### What you will do
Reproduce the listing exactly and skip over any pictures.

### Records shown

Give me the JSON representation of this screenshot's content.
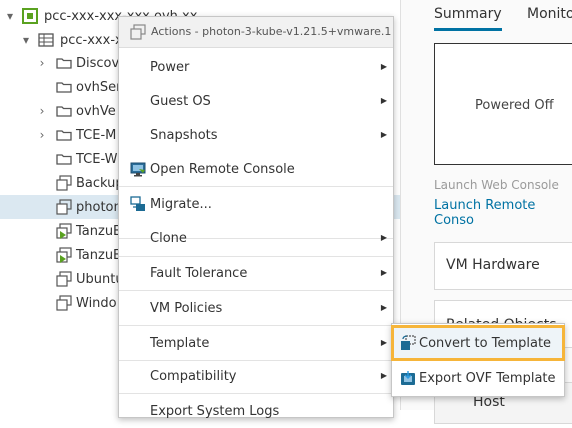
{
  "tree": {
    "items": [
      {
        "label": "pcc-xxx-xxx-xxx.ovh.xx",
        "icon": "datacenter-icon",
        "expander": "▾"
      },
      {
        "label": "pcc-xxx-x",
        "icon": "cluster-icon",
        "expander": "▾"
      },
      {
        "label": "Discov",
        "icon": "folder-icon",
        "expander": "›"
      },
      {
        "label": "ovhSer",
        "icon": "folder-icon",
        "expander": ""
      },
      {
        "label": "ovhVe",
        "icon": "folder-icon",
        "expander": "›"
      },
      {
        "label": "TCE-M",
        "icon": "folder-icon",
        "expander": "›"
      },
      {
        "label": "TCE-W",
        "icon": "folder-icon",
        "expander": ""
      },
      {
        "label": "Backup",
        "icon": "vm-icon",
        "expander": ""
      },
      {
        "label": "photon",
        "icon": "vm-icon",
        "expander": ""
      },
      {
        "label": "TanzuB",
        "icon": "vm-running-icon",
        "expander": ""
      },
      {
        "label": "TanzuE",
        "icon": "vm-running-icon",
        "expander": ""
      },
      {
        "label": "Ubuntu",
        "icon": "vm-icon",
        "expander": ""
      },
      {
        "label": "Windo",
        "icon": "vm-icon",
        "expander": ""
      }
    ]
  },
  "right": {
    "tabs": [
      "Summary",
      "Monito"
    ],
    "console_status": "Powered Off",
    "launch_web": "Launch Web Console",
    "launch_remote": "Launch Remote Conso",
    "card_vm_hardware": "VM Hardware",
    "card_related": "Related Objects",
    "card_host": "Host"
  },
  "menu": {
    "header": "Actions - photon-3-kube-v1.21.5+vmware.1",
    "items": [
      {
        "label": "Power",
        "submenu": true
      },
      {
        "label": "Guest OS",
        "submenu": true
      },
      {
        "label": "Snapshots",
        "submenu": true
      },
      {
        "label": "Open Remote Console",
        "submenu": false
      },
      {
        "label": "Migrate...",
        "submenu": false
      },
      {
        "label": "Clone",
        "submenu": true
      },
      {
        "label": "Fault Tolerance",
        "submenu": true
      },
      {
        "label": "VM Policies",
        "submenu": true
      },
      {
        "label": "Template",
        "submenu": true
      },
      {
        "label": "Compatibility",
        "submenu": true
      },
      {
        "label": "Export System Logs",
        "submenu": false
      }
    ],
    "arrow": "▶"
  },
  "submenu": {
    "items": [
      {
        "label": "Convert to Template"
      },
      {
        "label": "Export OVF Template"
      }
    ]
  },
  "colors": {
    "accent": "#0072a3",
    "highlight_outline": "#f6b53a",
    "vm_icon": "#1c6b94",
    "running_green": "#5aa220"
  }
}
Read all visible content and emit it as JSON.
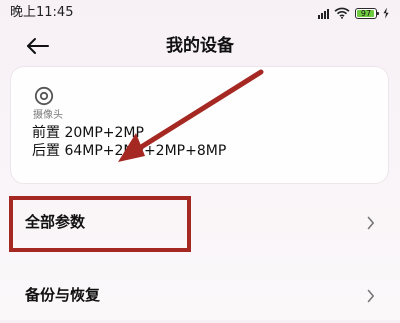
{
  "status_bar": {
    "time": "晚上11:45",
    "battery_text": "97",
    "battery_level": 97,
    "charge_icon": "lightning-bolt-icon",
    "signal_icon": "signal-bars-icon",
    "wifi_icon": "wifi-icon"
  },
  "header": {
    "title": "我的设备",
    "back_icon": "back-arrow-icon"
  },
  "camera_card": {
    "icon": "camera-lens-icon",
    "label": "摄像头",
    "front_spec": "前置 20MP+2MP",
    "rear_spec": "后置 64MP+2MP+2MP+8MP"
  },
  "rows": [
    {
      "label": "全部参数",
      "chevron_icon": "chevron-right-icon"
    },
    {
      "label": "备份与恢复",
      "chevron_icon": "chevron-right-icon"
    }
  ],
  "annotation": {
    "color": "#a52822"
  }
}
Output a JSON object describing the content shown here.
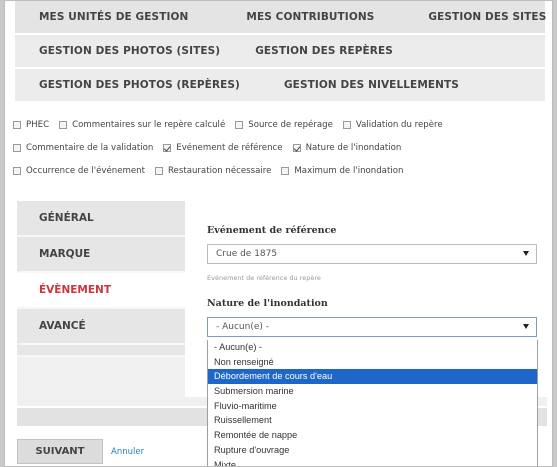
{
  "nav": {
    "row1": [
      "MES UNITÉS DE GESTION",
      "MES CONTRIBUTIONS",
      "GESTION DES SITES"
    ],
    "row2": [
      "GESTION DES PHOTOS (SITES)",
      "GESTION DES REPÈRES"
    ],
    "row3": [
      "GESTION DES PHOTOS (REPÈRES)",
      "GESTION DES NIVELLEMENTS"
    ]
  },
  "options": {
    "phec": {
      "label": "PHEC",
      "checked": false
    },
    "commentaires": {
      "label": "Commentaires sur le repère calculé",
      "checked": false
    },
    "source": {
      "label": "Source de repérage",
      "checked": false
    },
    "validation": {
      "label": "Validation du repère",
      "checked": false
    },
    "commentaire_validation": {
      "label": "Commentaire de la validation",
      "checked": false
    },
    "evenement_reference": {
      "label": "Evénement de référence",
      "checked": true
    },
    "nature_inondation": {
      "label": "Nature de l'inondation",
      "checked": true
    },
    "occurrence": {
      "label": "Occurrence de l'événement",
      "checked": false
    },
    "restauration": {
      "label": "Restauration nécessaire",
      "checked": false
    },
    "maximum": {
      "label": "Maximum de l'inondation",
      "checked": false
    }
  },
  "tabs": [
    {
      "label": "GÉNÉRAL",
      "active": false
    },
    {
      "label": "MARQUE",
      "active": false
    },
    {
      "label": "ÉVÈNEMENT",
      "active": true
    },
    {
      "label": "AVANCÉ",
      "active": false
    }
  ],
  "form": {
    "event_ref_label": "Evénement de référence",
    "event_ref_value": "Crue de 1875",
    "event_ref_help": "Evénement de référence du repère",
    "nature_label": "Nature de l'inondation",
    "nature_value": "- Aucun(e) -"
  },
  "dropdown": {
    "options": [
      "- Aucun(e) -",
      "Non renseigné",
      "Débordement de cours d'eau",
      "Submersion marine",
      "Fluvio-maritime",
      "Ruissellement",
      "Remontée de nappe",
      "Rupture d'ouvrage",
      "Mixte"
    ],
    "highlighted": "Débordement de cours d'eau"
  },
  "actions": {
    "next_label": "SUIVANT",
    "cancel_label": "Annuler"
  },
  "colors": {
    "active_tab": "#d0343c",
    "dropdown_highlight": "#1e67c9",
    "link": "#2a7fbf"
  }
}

### Expected output
Give me the JSON representation of this screenshot's content.
{
  "tree": {
    "items": [
      {
        "label": "pcc-xxx-xxx-xxx.ovh.xx",
        "icon": "datacenter-icon",
        "expander": "▾"
      },
      {
        "label": "pcc-xxx-x",
        "icon": "cluster-icon",
        "expander": "▾"
      },
      {
        "label": "Discov",
        "icon": "folder-icon",
        "expander": "›"
      },
      {
        "label": "ovhSer",
        "icon": "folder-icon",
        "expander": ""
      },
      {
        "label": "ovhVe",
        "icon": "folder-icon",
        "expander": "›"
      },
      {
        "label": "TCE-M",
        "icon": "folder-icon",
        "expander": "›"
      },
      {
        "label": "TCE-W",
        "icon": "folder-icon",
        "expander": ""
      },
      {
        "label": "Backup",
        "icon": "vm-icon",
        "expander": ""
      },
      {
        "label": "photon",
        "icon": "vm-icon",
        "expander": ""
      },
      {
        "label": "TanzuB",
        "icon": "vm-running-icon",
        "expander": ""
      },
      {
        "label": "TanzuE",
        "icon": "vm-running-icon",
        "expander": ""
      },
      {
        "label": "Ubuntu",
        "icon": "vm-icon",
        "expander": ""
      },
      {
        "label": "Windo",
        "icon": "vm-icon",
        "expander": ""
      }
    ]
  },
  "right": {
    "tabs": [
      "Summary",
      "Monito"
    ],
    "console_status": "Powered Off",
    "launch_web": "Launch Web Console",
    "launch_remote": "Launch Remote Conso",
    "card_vm_hardware": "VM Hardware",
    "card_related": "Related Objects",
    "card_host": "Host"
  },
  "menu": {
    "header": "Actions - photon-3-kube-v1.21.5+vmware.1",
    "items": [
      {
        "label": "Power",
        "submenu": true
      },
      {
        "label": "Guest OS",
        "submenu": true
      },
      {
        "label": "Snapshots",
        "submenu": true
      },
      {
        "label": "Open Remote Console",
        "submenu": false
      },
      {
        "label": "Migrate...",
        "submenu": false
      },
      {
        "label": "Clone",
        "submenu": true
      },
      {
        "label": "Fault Tolerance",
        "submenu": true
      },
      {
        "label": "VM Policies",
        "submenu": true
      },
      {
        "label": "Template",
        "submenu": true
      },
      {
        "label": "Compatibility",
        "submenu": true
      },
      {
        "label": "Export System Logs",
        "submenu": false
      }
    ],
    "arrow": "▶"
  },
  "submenu": {
    "items": [
      {
        "label": "Convert to Template"
      },
      {
        "label": "Export OVF Template"
      }
    ]
  },
  "colors": {
    "accent": "#0072a3",
    "highlight_outline": "#f6b53a",
    "vm_icon": "#1c6b94",
    "running_green": "#5aa220"
  }
}
Read all visible content and emit it as JSON.
{
  "status_bar": {
    "time": "晚上11:45",
    "battery_text": "97",
    "battery_level": 97,
    "charge_icon": "lightning-bolt-icon",
    "signal_icon": "signal-bars-icon",
    "wifi_icon": "wifi-icon"
  },
  "header": {
    "title": "我的设备",
    "back_icon": "back-arrow-icon"
  },
  "camera_card": {
    "icon": "camera-lens-icon",
    "label": "摄像头",
    "front_spec": "前置 20MP+2MP",
    "rear_spec": "后置 64MP+2MP+2MP+8MP"
  },
  "rows": [
    {
      "label": "全部参数",
      "chevron_icon": "chevron-right-icon"
    },
    {
      "label": "备份与恢复",
      "chevron_icon": "chevron-right-icon"
    }
  ],
  "annotation": {
    "color": "#a52822"
  }
}
Output a JSON object describing the content shown here.
{
  "nav": {
    "row1": [
      "MES UNITÉS DE GESTION",
      "MES CONTRIBUTIONS",
      "GESTION DES SITES"
    ],
    "row2": [
      "GESTION DES PHOTOS (SITES)",
      "GESTION DES REPÈRES"
    ],
    "row3": [
      "GESTION DES PHOTOS (REPÈRES)",
      "GESTION DES NIVELLEMENTS"
    ]
  },
  "options": {
    "phec": {
      "label": "PHEC",
      "checked": false
    },
    "commentaires": {
      "label": "Commentaires sur le repère calculé",
      "checked": false
    },
    "source": {
      "label": "Source de repérage",
      "checked": false
    },
    "validation": {
      "label": "Validation du repère",
      "checked": false
    },
    "commentaire_validation": {
      "label": "Commentaire de la validation",
      "checked": false
    },
    "evenement_reference": {
      "label": "Evénement de référence",
      "checked": true
    },
    "nature_inondation": {
      "label": "Nature de l'inondation",
      "checked": true
    },
    "occurrence": {
      "label": "Occurrence de l'événement",
      "checked": false
    },
    "restauration": {
      "label": "Restauration nécessaire",
      "checked": false
    },
    "maximum": {
      "label": "Maximum de l'inondation",
      "checked": false
    }
  },
  "tabs": [
    {
      "label": "GÉNÉRAL",
      "active": false
    },
    {
      "label": "MARQUE",
      "active": false
    },
    {
      "label": "ÉVÈNEMENT",
      "active": true
    },
    {
      "label": "AVANCÉ",
      "active": false
    }
  ],
  "form": {
    "event_ref_label": "Evénement de référence",
    "event_ref_value": "Crue de 1875",
    "event_ref_help": "Evénement de référence du repère",
    "nature_label": "Nature de l'inondation",
    "nature_value": "- Aucun(e) -"
  },
  "dropdown": {
    "options": [
      "- Aucun(e) -",
      "Non renseigné",
      "Débordement de cours d'eau",
      "Submersion marine",
      "Fluvio-maritime",
      "Ruissellement",
      "Remontée de nappe",
      "Rupture d'ouvrage",
      "Mixte"
    ],
    "highlighted": "Débordement de cours d'eau"
  },
  "actions": {
    "next_label": "SUIVANT",
    "cancel_label": "Annuler"
  },
  "colors": {
    "active_tab": "#d0343c",
    "dropdown_highlight": "#1e67c9",
    "link": "#2a7fbf"
  }
}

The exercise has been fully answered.